- _AIM_
Exclude images, then output the remaining data verbatim.

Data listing
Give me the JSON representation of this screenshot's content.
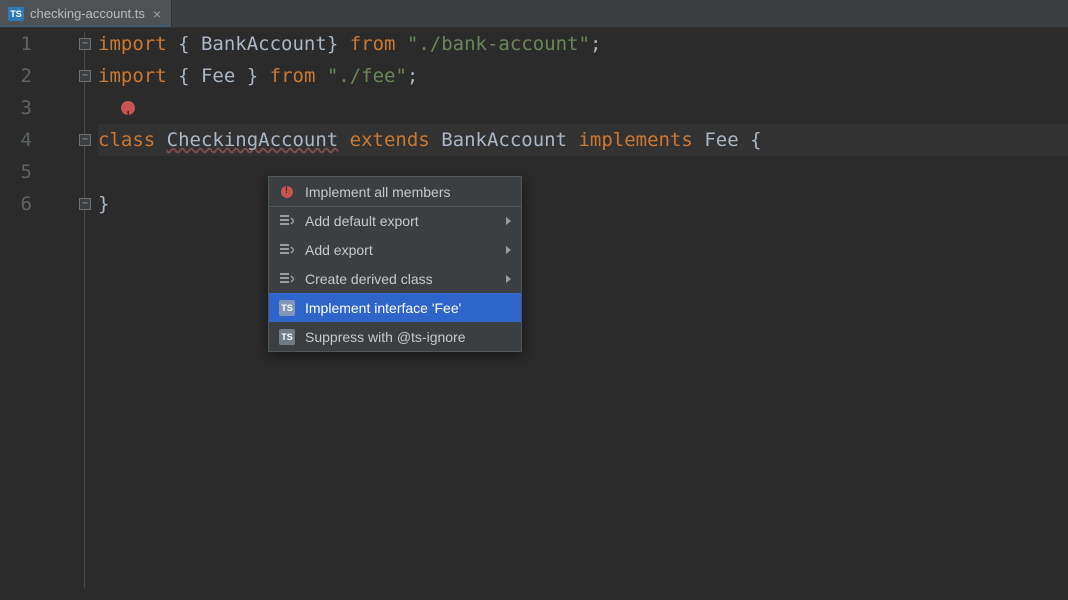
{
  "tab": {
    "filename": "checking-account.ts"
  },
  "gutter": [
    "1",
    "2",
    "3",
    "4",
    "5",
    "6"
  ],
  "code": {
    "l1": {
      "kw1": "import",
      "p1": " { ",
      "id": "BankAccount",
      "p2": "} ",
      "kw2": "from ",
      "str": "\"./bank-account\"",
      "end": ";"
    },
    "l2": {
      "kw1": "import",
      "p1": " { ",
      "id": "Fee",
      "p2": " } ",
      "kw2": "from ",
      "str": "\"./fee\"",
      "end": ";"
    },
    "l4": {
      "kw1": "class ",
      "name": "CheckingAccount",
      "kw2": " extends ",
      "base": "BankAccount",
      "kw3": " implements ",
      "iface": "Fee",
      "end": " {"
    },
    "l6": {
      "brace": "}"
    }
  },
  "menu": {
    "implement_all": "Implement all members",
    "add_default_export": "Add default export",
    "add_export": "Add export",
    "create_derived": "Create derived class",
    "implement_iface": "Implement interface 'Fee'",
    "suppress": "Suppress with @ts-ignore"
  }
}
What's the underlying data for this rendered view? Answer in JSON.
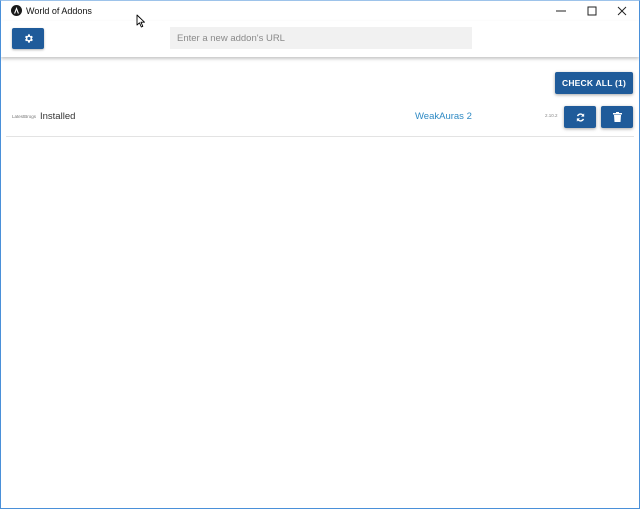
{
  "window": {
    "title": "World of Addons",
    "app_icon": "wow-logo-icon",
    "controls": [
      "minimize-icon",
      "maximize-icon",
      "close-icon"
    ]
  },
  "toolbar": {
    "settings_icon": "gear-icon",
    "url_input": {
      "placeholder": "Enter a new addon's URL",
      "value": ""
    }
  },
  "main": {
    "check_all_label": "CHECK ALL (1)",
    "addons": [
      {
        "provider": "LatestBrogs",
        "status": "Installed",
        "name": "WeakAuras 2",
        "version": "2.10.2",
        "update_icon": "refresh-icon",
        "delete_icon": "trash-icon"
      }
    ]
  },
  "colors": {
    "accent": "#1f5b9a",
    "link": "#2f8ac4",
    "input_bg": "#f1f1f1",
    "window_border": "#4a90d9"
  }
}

- _WRITTEN SOLUTION_
Give me the JSON representation of this screenshot's content.
{
  "tab": {
    "filename": "checking-account.ts"
  },
  "gutter": [
    "1",
    "2",
    "3",
    "4",
    "5",
    "6"
  ],
  "code": {
    "l1": {
      "kw1": "import",
      "p1": " { ",
      "id": "BankAccount",
      "p2": "} ",
      "kw2": "from ",
      "str": "\"./bank-account\"",
      "end": ";"
    },
    "l2": {
      "kw1": "import",
      "p1": " { ",
      "id": "Fee",
      "p2": " } ",
      "kw2": "from ",
      "str": "\"./fee\"",
      "end": ";"
    },
    "l4": {
      "kw1": "class ",
      "name": "CheckingAccount",
      "kw2": " extends ",
      "base": "BankAccount",
      "kw3": " implements ",
      "iface": "Fee",
      "end": " {"
    },
    "l6": {
      "brace": "}"
    }
  },
  "menu": {
    "implement_all": "Implement all members",
    "add_default_export": "Add default export",
    "add_export": "Add export",
    "create_derived": "Create derived class",
    "implement_iface": "Implement interface 'Fee'",
    "suppress": "Suppress with @ts-ignore"
  }
}
What's the underlying data for this rendered view? Answer in JSON.
{
  "window": {
    "title": "World of Addons",
    "app_icon": "wow-logo-icon",
    "controls": [
      "minimize-icon",
      "maximize-icon",
      "close-icon"
    ]
  },
  "toolbar": {
    "settings_icon": "gear-icon",
    "url_input": {
      "placeholder": "Enter a new addon's URL",
      "value": ""
    }
  },
  "main": {
    "check_all_label": "CHECK ALL (1)",
    "addons": [
      {
        "provider": "LatestBrogs",
        "status": "Installed",
        "name": "WeakAuras 2",
        "version": "2.10.2",
        "update_icon": "refresh-icon",
        "delete_icon": "trash-icon"
      }
    ]
  },
  "colors": {
    "accent": "#1f5b9a",
    "link": "#2f8ac4",
    "input_bg": "#f1f1f1",
    "window_border": "#4a90d9"
  }
}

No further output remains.